** YOUR INSTRUCTIONS **
Do not copy the pictures; transcribe all other material exactly.

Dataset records
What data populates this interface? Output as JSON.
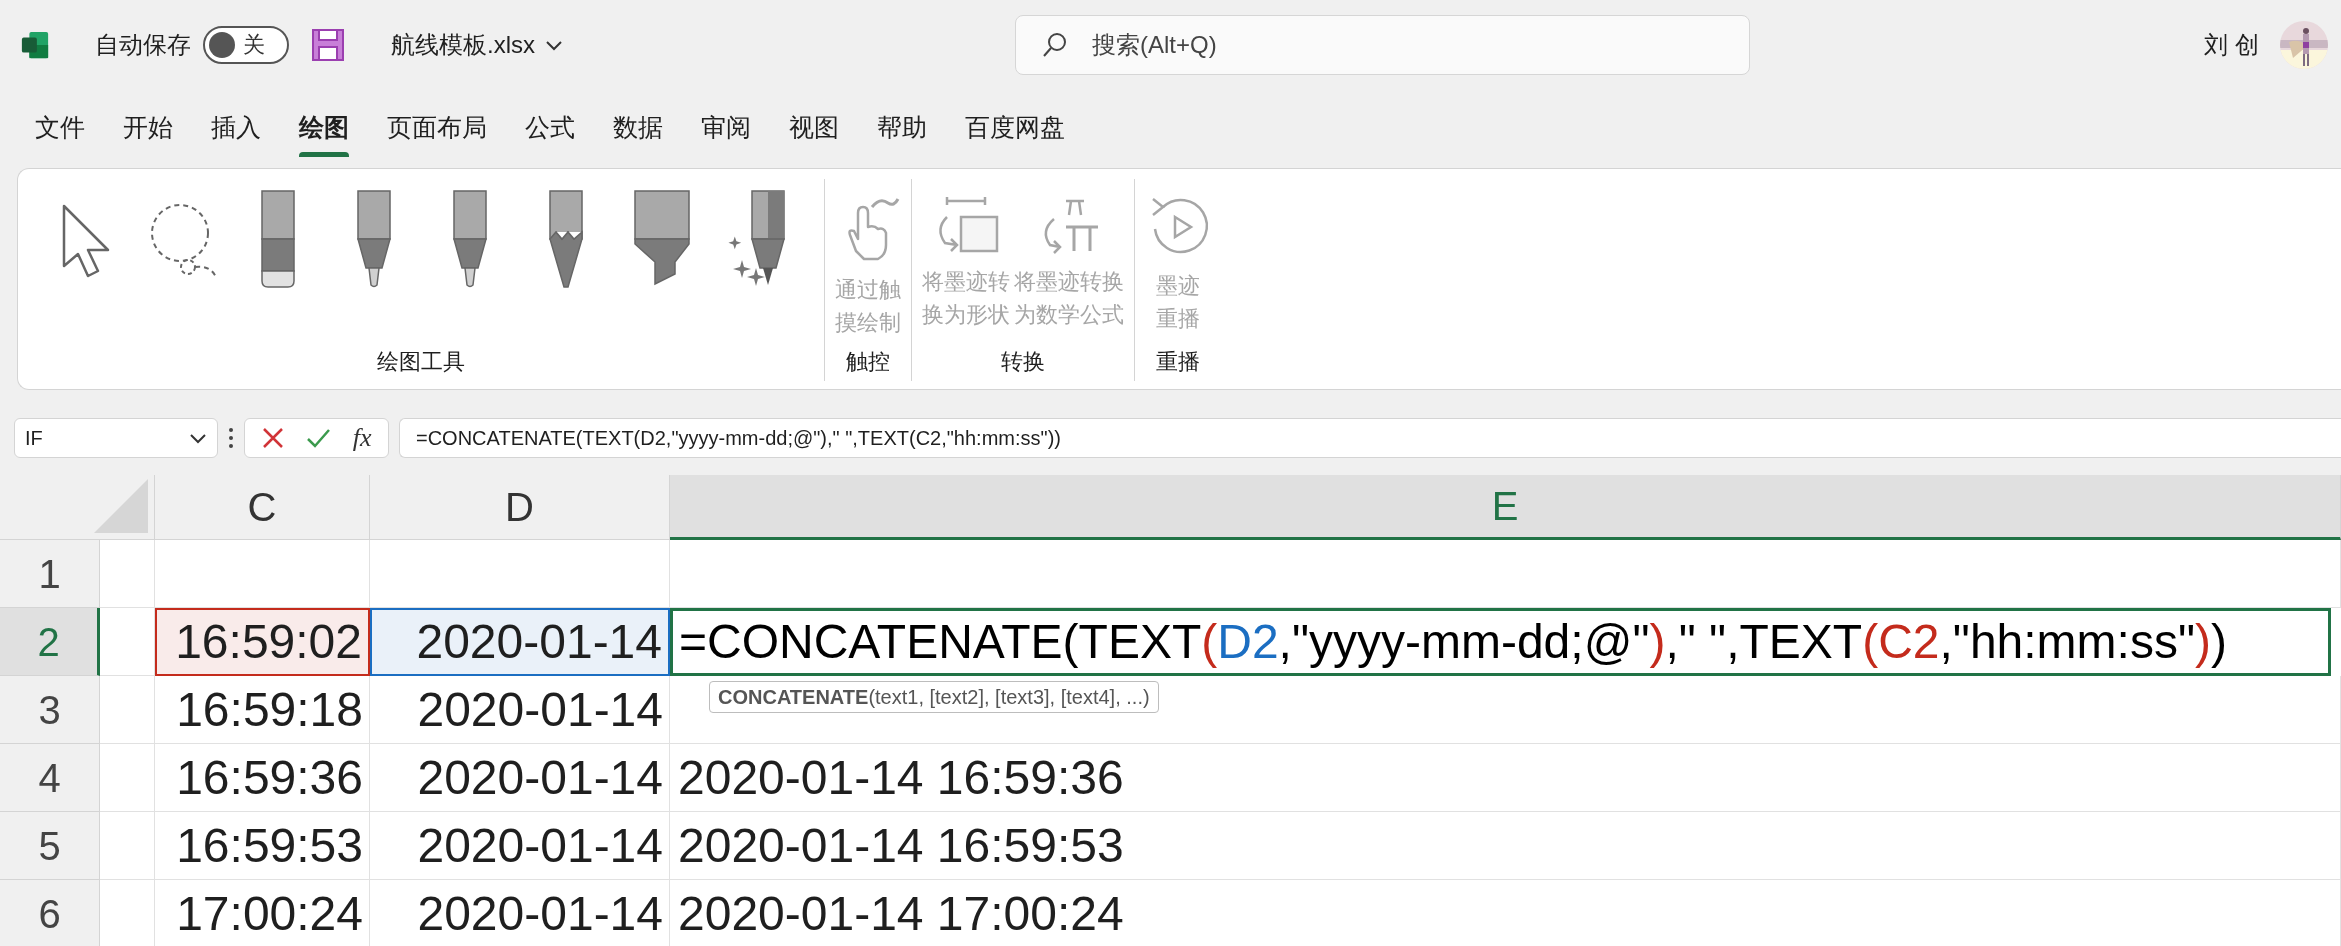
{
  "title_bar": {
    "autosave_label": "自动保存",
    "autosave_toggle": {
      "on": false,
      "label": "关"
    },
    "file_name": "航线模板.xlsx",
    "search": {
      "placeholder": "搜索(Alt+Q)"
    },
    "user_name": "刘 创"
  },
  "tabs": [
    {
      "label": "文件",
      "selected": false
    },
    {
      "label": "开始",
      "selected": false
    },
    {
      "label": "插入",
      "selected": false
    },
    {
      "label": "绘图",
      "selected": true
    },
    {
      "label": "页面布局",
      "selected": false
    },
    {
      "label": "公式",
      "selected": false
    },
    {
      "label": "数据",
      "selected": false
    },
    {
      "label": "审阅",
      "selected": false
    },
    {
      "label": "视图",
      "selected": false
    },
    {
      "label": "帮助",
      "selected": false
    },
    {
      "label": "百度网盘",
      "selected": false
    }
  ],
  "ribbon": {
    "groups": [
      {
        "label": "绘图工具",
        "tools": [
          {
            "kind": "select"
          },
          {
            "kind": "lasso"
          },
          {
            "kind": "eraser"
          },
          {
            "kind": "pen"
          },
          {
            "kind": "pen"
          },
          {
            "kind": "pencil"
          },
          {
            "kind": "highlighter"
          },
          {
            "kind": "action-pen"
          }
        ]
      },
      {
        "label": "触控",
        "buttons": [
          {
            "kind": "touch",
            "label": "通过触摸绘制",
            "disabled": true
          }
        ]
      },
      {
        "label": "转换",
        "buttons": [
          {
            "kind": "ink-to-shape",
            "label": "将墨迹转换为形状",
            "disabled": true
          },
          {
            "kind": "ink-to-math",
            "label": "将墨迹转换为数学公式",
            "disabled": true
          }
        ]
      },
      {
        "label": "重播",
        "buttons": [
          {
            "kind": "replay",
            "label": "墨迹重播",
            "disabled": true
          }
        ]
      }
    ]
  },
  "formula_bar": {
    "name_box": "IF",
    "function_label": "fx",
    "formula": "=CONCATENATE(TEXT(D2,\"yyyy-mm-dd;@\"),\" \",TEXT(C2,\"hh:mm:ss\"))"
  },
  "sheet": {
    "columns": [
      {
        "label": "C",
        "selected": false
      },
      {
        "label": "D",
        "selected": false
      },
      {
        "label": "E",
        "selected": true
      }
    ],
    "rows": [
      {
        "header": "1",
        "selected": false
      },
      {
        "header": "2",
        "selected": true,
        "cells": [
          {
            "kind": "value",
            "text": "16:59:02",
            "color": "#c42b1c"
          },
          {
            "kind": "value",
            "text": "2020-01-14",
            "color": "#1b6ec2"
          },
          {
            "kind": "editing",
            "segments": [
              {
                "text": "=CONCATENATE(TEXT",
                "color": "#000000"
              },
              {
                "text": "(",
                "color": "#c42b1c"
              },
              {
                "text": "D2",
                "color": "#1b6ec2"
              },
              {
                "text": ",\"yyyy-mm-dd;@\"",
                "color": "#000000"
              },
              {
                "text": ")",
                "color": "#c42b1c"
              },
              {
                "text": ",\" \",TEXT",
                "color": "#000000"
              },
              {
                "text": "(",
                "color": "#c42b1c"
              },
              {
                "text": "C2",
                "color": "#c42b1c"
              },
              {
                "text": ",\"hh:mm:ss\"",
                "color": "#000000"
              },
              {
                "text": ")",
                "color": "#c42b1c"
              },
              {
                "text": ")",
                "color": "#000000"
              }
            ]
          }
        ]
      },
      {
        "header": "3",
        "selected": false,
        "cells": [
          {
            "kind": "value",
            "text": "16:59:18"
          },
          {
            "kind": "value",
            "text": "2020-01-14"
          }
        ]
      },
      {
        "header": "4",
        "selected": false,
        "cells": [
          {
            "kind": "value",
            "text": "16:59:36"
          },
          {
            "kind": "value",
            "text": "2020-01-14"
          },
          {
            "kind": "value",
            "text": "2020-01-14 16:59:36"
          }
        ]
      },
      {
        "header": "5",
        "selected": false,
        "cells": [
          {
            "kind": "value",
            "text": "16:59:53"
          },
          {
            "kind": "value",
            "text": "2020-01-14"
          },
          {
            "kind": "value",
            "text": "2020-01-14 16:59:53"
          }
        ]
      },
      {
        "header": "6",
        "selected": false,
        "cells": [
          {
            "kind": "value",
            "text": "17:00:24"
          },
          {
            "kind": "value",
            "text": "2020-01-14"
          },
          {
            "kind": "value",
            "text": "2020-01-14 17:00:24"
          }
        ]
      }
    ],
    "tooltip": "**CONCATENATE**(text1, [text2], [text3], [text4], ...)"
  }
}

** ANSWER FOR THIS EXERCISE **
What data populates this interface? Output as JSON.
{
  "title_bar": {
    "autosave_label": "自动保存",
    "autosave_toggle": {
      "on": false,
      "label": "关"
    },
    "file_name": "航线模板.xlsx",
    "search": {
      "placeholder": "搜索(Alt+Q)"
    },
    "user_name": "刘 创"
  },
  "tabs": [
    {
      "label": "文件",
      "selected": false
    },
    {
      "label": "开始",
      "selected": false
    },
    {
      "label": "插入",
      "selected": false
    },
    {
      "label": "绘图",
      "selected": true
    },
    {
      "label": "页面布局",
      "selected": false
    },
    {
      "label": "公式",
      "selected": false
    },
    {
      "label": "数据",
      "selected": false
    },
    {
      "label": "审阅",
      "selected": false
    },
    {
      "label": "视图",
      "selected": false
    },
    {
      "label": "帮助",
      "selected": false
    },
    {
      "label": "百度网盘",
      "selected": false
    }
  ],
  "ribbon": {
    "groups": [
      {
        "label": "绘图工具",
        "tools": [
          {
            "kind": "select"
          },
          {
            "kind": "lasso"
          },
          {
            "kind": "eraser"
          },
          {
            "kind": "pen"
          },
          {
            "kind": "pen"
          },
          {
            "kind": "pencil"
          },
          {
            "kind": "highlighter"
          },
          {
            "kind": "action-pen"
          }
        ]
      },
      {
        "label": "触控",
        "buttons": [
          {
            "kind": "touch",
            "label": "通过触摸绘制",
            "disabled": true
          }
        ]
      },
      {
        "label": "转换",
        "buttons": [
          {
            "kind": "ink-to-shape",
            "label": "将墨迹转换为形状",
            "disabled": true
          },
          {
            "kind": "ink-to-math",
            "label": "将墨迹转换为数学公式",
            "disabled": true
          }
        ]
      },
      {
        "label": "重播",
        "buttons": [
          {
            "kind": "replay",
            "label": "墨迹重播",
            "disabled": true
          }
        ]
      }
    ]
  },
  "formula_bar": {
    "name_box": "IF",
    "function_label": "fx",
    "formula": "=CONCATENATE(TEXT(D2,\"yyyy-mm-dd;@\"),\" \",TEXT(C2,\"hh:mm:ss\"))"
  },
  "sheet": {
    "columns": [
      {
        "label": "C",
        "selected": false
      },
      {
        "label": "D",
        "selected": false
      },
      {
        "label": "E",
        "selected": true
      }
    ],
    "rows": [
      {
        "header": "1",
        "selected": false
      },
      {
        "header": "2",
        "selected": true,
        "cells": [
          {
            "kind": "value",
            "text": "16:59:02",
            "color": "#c42b1c"
          },
          {
            "kind": "value",
            "text": "2020-01-14",
            "color": "#1b6ec2"
          },
          {
            "kind": "editing",
            "segments": [
              {
                "text": "=CONCATENATE(TEXT",
                "color": "#000000"
              },
              {
                "text": "(",
                "color": "#c42b1c"
              },
              {
                "text": "D2",
                "color": "#1b6ec2"
              },
              {
                "text": ",\"yyyy-mm-dd;@\"",
                "color": "#000000"
              },
              {
                "text": ")",
                "color": "#c42b1c"
              },
              {
                "text": ",\" \",TEXT",
                "color": "#000000"
              },
              {
                "text": "(",
                "color": "#c42b1c"
              },
              {
                "text": "C2",
                "color": "#c42b1c"
              },
              {
                "text": ",\"hh:mm:ss\"",
                "color": "#000000"
              },
              {
                "text": ")",
                "color": "#c42b1c"
              },
              {
                "text": ")",
                "color": "#000000"
              }
            ]
          }
        ]
      },
      {
        "header": "3",
        "selected": false,
        "cells": [
          {
            "kind": "value",
            "text": "16:59:18"
          },
          {
            "kind": "value",
            "text": "2020-01-14"
          }
        ]
      },
      {
        "header": "4",
        "selected": false,
        "cells": [
          {
            "kind": "value",
            "text": "16:59:36"
          },
          {
            "kind": "value",
            "text": "2020-01-14"
          },
          {
            "kind": "value",
            "text": "2020-01-14 16:59:36"
          }
        ]
      },
      {
        "header": "5",
        "selected": false,
        "cells": [
          {
            "kind": "value",
            "text": "16:59:53"
          },
          {
            "kind": "value",
            "text": "2020-01-14"
          },
          {
            "kind": "value",
            "text": "2020-01-14 16:59:53"
          }
        ]
      },
      {
        "header": "6",
        "selected": false,
        "cells": [
          {
            "kind": "value",
            "text": "17:00:24"
          },
          {
            "kind": "value",
            "text": "2020-01-14"
          },
          {
            "kind": "value",
            "text": "2020-01-14 17:00:24"
          }
        ]
      }
    ],
    "tooltip": "**CONCATENATE**(text1, [text2], [text3], [text4], ...)"
  }
}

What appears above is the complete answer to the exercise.